WRITTEN INSTRUCTION:
Filter these entries so that only lines with the word "School" remain.

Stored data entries
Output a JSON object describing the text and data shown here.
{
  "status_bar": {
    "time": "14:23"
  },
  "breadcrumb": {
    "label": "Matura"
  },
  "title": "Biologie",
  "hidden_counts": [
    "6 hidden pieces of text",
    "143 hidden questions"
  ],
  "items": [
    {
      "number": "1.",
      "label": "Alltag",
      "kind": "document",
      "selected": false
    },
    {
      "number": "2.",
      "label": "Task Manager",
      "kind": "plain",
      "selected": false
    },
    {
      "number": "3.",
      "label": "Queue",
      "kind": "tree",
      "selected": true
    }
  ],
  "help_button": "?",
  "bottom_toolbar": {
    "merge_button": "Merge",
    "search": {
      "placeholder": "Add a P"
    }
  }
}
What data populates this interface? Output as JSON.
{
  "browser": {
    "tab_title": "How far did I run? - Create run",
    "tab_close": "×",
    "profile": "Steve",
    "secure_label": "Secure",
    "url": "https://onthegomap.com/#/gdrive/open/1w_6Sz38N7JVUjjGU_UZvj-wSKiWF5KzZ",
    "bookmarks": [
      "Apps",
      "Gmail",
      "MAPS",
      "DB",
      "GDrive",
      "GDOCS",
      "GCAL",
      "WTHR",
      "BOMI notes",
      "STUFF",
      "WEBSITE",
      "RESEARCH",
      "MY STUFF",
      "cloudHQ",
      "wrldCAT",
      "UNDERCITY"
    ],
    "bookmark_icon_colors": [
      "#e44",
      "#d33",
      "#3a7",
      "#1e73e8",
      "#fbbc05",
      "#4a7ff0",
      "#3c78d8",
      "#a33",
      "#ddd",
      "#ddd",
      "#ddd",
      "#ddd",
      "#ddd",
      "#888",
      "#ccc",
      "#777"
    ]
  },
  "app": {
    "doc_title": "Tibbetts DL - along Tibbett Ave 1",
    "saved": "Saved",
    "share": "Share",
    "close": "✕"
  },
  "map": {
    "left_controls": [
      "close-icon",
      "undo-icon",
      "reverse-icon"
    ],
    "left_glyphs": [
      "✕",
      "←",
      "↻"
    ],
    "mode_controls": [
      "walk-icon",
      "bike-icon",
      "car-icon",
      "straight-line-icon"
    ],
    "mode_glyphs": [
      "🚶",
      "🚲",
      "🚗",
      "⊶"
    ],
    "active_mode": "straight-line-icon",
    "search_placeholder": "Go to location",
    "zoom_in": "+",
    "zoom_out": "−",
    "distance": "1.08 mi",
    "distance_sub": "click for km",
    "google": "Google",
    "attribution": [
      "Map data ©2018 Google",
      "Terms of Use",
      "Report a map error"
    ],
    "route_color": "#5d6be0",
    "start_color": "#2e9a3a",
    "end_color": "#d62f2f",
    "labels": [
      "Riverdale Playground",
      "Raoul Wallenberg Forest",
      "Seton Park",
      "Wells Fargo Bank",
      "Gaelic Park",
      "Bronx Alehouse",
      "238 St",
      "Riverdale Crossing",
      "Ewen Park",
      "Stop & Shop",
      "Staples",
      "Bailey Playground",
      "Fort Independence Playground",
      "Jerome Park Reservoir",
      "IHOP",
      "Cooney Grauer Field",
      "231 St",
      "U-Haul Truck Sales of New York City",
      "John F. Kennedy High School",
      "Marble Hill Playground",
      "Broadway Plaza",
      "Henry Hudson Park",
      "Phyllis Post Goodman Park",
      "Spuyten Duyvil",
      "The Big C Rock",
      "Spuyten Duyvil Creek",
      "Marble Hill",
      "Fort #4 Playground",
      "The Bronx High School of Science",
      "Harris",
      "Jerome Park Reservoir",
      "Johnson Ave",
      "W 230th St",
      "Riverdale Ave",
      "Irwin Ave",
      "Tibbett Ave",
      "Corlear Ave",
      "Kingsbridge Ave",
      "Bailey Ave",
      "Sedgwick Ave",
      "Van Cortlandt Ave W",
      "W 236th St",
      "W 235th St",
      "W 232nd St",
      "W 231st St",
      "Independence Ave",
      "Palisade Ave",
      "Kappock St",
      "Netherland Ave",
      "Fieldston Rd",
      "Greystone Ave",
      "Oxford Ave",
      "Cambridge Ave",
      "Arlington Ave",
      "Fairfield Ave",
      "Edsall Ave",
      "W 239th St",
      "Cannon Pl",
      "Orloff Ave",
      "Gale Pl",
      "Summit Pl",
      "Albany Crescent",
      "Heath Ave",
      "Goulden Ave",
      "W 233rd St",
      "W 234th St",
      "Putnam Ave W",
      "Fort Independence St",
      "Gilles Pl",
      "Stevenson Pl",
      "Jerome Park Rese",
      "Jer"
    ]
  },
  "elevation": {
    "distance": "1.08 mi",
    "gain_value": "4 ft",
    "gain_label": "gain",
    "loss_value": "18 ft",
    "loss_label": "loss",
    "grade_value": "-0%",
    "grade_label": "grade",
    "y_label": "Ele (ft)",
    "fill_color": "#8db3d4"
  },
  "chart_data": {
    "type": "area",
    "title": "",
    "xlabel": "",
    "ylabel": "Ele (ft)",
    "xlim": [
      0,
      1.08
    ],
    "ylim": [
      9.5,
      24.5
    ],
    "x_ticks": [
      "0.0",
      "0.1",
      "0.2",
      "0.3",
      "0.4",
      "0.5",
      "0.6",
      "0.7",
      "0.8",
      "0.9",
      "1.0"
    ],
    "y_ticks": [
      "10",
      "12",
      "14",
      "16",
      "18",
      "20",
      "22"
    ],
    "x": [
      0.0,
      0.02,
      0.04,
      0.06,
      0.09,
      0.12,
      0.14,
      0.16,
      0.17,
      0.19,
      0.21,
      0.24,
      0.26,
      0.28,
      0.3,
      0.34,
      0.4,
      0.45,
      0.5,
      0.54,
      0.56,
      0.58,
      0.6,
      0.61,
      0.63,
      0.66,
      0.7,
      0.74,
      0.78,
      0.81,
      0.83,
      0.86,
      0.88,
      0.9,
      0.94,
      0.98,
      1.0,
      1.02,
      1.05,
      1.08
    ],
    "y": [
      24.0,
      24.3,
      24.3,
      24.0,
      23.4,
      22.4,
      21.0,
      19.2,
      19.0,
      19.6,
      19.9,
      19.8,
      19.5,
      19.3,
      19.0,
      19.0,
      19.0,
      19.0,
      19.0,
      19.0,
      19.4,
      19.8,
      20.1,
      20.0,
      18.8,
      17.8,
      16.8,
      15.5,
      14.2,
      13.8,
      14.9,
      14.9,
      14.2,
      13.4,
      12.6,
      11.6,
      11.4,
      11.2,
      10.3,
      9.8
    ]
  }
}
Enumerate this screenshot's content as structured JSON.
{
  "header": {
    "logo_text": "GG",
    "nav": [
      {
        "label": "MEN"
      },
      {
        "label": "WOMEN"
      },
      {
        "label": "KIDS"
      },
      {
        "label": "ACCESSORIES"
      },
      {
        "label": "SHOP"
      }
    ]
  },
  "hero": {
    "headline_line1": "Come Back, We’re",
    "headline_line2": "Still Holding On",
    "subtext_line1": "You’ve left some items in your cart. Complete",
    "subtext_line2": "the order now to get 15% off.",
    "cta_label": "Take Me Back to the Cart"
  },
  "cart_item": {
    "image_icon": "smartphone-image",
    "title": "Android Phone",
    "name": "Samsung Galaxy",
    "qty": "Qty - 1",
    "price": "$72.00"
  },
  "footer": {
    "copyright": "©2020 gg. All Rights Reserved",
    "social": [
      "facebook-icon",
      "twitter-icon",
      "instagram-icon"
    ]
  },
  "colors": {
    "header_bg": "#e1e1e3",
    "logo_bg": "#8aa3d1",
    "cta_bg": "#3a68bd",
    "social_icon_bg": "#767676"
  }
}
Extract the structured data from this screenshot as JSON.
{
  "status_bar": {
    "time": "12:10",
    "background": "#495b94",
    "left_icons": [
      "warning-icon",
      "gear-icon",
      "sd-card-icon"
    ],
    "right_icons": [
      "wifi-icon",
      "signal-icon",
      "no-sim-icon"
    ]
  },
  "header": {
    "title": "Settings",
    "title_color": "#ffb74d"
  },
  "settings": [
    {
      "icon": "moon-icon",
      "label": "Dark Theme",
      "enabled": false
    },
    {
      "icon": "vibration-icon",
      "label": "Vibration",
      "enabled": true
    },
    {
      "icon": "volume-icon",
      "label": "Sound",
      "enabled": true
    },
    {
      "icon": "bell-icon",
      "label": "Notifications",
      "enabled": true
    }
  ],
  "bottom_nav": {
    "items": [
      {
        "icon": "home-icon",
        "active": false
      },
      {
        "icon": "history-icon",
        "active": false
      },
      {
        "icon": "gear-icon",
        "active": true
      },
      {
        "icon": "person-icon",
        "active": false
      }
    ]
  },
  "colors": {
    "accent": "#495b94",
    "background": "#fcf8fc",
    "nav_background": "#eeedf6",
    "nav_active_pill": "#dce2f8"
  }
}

RESULT OF THE EXERCISE:
      "John F. Kennedy High School",
      "The Bronx High School of Science",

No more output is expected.